## Record excerpts
# # # # # # #

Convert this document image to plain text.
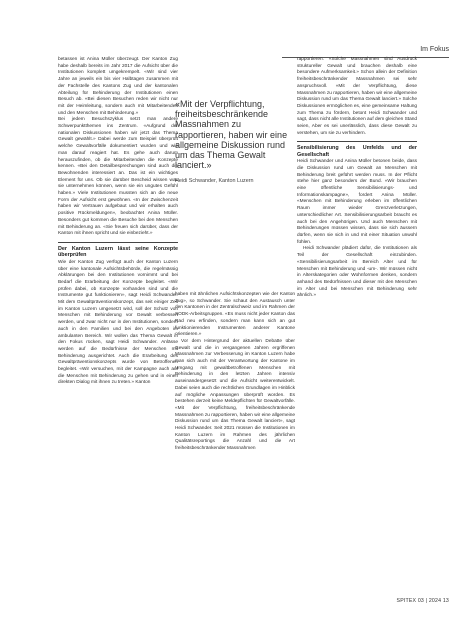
Im Fokus

betassen ist Anina Müller überzeugt. Der Kanton Zug habe deshalb bereits im Jahr 2017 die Aufsicht über die Institutionen komplett umgekrempelt. «Wir sind vier Jahre an jeweils ein bis vier Halbtagen zusammen mit der Fachstelle des Kantons Zug und der kantonalen Abteilung für Behinderung der Institutionen einen Besuch ab. «Bei diesen Besuchen reden wir nicht nur mit der Heimleitung, sondern auch mit Mitarbeitenden und den Menschen mit Behinderung.»

Bei jedem Besuchszyklus setzt man andere Schwerpunktthemen ins Zentrum. «Aufgrund der nationalen Diskussionen haben wir jetzt das Thema Gewalt gewählt.» Dabei werde zum Beispiel überprüft welche Gewaltvorfälle dokumentiert wurden und wie man darauf reagiert hat. Es gehe auch darum herauszufinden, ob die Mitarbeitenden die Konzepte kennen. «Bei den Detailbesprechungen sind auch die Bewohnenden interessiert an. Das ist ein wichtiges Element für uns. Ob sie darüber Bescheid wissen was sie unternehmen können, wenn sie ein ungutes Gefühl haben.» Viele Institutionen mussten sich an die neue Form der Aufsicht erst gewöhnen. «In der Zwischenzeit haben wir Vertrauen aufgebaut und wir erhalten auch positive Rückmeldungen», beobachtet Anina Müller. Besonders gut kommen die Besuche bei den Menschen mit Behinderung an. «Sie freuen sich darüber, dass der Kanton mit ihnen spricht und sie einbezieht.»

Der Kanton Luzern lässt seine Konzepte überprüfen

Wie der Kanton Zug verfügt auch der Kanton Luzern über eine kantonale Aufsichtsbehörde, die regelmässig Abklärungen bei den Institutionen vornimmt und bei Bedarf die Erarbeitung der Konzepte begleitet. «Wir prüfen dabei, ob Konzepte vorhanden sind und die Instrumente gut funktionieren», sagt Heidi Schwander. Mit dem Gewaltpräventionskonzept, das seit einiger Zeit im Kanton Luzern umgesetzt wird, soll der Schutz von Menschen mit Behinderung vor Gewalt verbessert werden, und zwar nicht nur in den Institutionen, sondern auch in den Familien und bei den Angeboten im ambulanten Bereich. Wir wollen das Thema Gewalt in den Fokus rücken, sagt Heidi Schwander. Anlässe werden auf die Bedürfnisse der Menschen mit Behinderung ausgerichtet. Auch die Erarbeitung des Gewaltpräventionskonzepts wurde von Betroffenen begleitet. «Wir versuchen, mit der Kampagne auch auf die Menschen mit Behinderung zu gehen und in einen direkten Dialog mit ihnen zu treten.» Kanton

«Mit der Verpflichtung, freiheitsbeschränkende Massnahmen zu rapportieren, haben wir eine allgemeine Diskussion rund um das Thema Gewalt lanciert.»
Heidi Schwander, Kanton Luzern

haben mit ähnlichen Aufsichtskonzepten wie der Kanton Zug», so Schwander. Sie schaut den Austausch unter den Kantonen in der Zentralschweiz und im Rahmen der SODK-Arbeitsgruppen. «Es muss nicht jeder Kanton das Rad neu erfinden, sondern man kann sich an gut funktionierenden Instrumenten anderer Kantone orientieren.»

Vor dem Hintergrund der aktuellen Debatte über Gewalt und die in vergangenen Jahren ergriffenen Massnahmen zur Verbesserung im Kanton Luzern habe man sich auch mit der Verantwortung der Kantone im Umgang mit gewaltbetroffenen Menschen mit Behinderung in den letzten Jahren intensiv auseinandergesetzt und die Aufsicht weiterentwickelt. Dabei seien auch die rechtlichen Grundlagen im Hinblick auf mögliche Anpassungen überprüft worden. Es bestehen derzeit keine Meldepflichten für Gewaltvorfälle. «Mit der Verpflichtung, freiheitsbeschränkende Massnahmen zu rapportieren, haben wir eine allgemeine Diskussion rund um das Thema Gewalt lanciert», sagt Heidi Schwander. Seit 2021 müssen die Institutionen im Kanton Luzern im Rahmen des jährlichen Qualitätsreportings die Anzahl und die Art freiheitsbeschränkender Massnahmen

rapportieren. «Solche Massnahmen sind Ausdruck struktureller Gewalt und brauchen deshalb eine besondere Aufmerksamkeit.» Schon allein der Definition freiheitsbeschränkender Massnahmen sei sehr anspruchsvoll. «Mit der Verpflichtung, diese Massnahmen zu rapportieren, haben wir eine allgemeine Diskussion rund um das Thema Gewalt lanciert.» Solche Diskussionen ermöglichen es, eine gemeinsame Haltung zum Thema zu fördern, betont Heidi Schwander und sagt, dass nicht alle Institutionen auf dem gleichen Stand seien, Aber es sei unerlässlich, dass diese Gewalt zu verstehen, um sie zu verhindern.

Sensibilisierung des Umfelds und der Gesellschaft

Heidi Schwander und Anina Müller betonen beide, dass die Diskussion rund um Gewalt an Menschen mit Behinderung breit geführt werden muss. In der Pflicht stehe hier ganz besonders der Bund. «Wir brauchen eine öffentliche Sensibilisierungs- und Informationskampagne», fordert Anina Müller. «Menschen mit Behinderung erleben im öffentlichen Raum immer wieder Grenzverletzungen, unterschiedlicher Art. Sensibilisierungsarbeit braucht es auch bei den Angehörigen. Und auch Menschen mit Behinderungen müssen wissen, dass sie sich äussern dürfen, wenn sie sich in und mit einer Situation unwohl fühlen.

Heidi Schwander plädiert dafür, die Institutionen als Teil der Gesellschaft einzubinden. «Sensibilisierungsarbeit im Bereich Alter und für Menschen mit Behinderung und -um-. Wir müssen nicht in Alterskategorien oder Wohnformen denken, sondern anhand des Bedürfnissen und dieser mit den Menschen im Alter und bei Menschen mit Behinderung sehr ähnlich.»

SPITEX 03 | 2024 13
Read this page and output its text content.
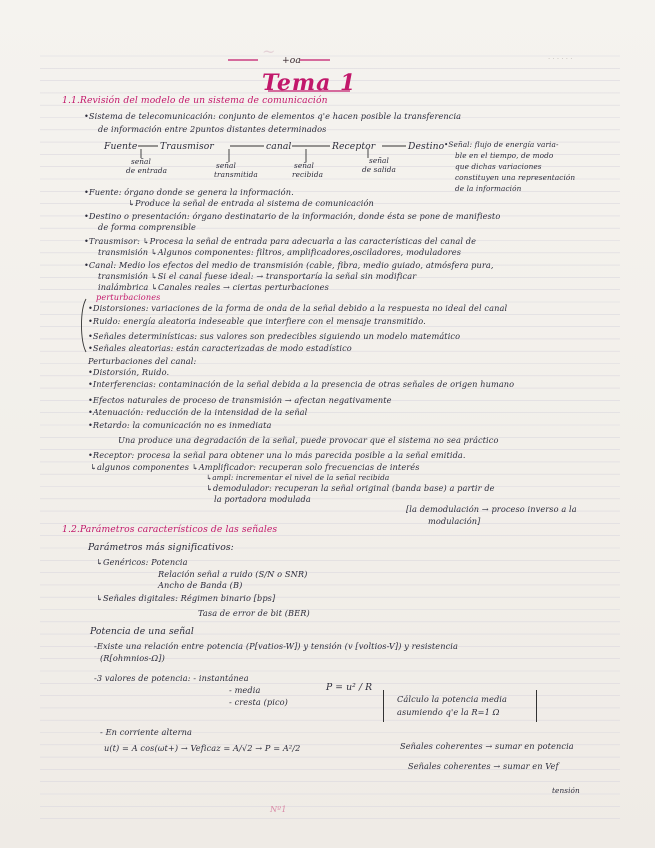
~	· · · · · ·
+oa
Tema 1
1.1.Revisión del modelo de un sistema de comunicación
•Sistema de telecomunicación: conjunto de elementos q'e hacen posible la transferencia
de información entre 2puntos distantes determinados
Fuente Trausmisor	canal	Receptor	Destino
señal
de entrada
señal
transmitida
señal
recibida
señal
de salida
•Señal: flujo de energía varia-
ble en el tiempo, de modo
que dichas variaciones
constituyen una representación
de la información
•Fuente: órgano donde se genera la información.
↳Produce la señal de entrada al sistema de comunicación
•Destino o presentación: órgano destinatario de la información, donde ésta se pone de manifiesto
de forma comprensible
•Trausmisor: ↳Procesa la señal de entrada para adecuarla a las características del canal de
transmisión ↳Algunos componentes: filtros, amplificadores,osciladores, moduladores
•Canal: Medio los efectos del medio de transmisión (cable, fibra, medio guiado, atmósfera pura,
transmisión ↳Si el canal fuese ideal: → transportaría la señal sin modificar
inalámbrica ↳Canales reales → ciertas perturbaciones
perturbaciones
•Distorsiones: variaciones de la forma de onda de la señal debido a la respuesta no ideal del canal
•Ruido: energía aleatoria indeseable que interfiere con el mensaje transmitido.
•Señales determinísticas: sus valores son predecibles siguiendo un modelo matemático
•Señales aleatorias: están caracterizadas de modo estadístico
Perturbaciones del canal:
•Distorsión, Ruido.
•Interferencias: contaminación de la señal debida a la presencia de otras señales de origen humano
•Efectos naturales de proceso de transmisión → afectan negativamente
•Atenuación: reducción de la intensidad de la señal
•Retardo: la comunicación no es inmediata
Una produce una degradación de la señal, puede provocar que el sistema no sea práctico
•Receptor: procesa la señal para obtener una lo más parecida posible a la señal emitida.
↳algunos componentes ↳Amplificador: recuperan solo frecuencias de interés
↳ampl: incrementar el nivel de la señal recibida
↳demodulador: recuperan la señal original (banda base) a partir de
la portadora modulada
[la demodulación → proceso inverso a la
modulación]
1.2.Parámetros característicos de las señales
Parámetros más significativos:
↳Genéricos: Potencia
Relación señal a ruido (S/N o SNR)
Ancho de Banda (B)
↳Señales digitales: Régimen binario [bps]
Tasa de error de bit (BER)
Potencia de una señal
-Existe una relación entre potencia (P[vatios-W]) y tensión (v [voltios-V]) y resistencia
(R[ohmnios-Ω])
-3 valores de potencia: - instantánea
- media
- cresta (pico)
P = u² / R
Cálculo la potencia media
asumiendo q'e la R=1 Ω
- En corriente alterna
u(t) = A cos(ωt+) → Veficaz = A/√2 → P = A²/2	Señales coherentes → sumar en potencia
Señales coherentes → sumar en Vef
tensión
Nº1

# # # # # # #

## What is needed
Copy each line containing the word "entre" from the data.

## Final result
de información entre 2puntos distantes determinados
-Existe una relación entre potencia (P[vatios-W]) y tensión (v [voltios-V]) y resistencia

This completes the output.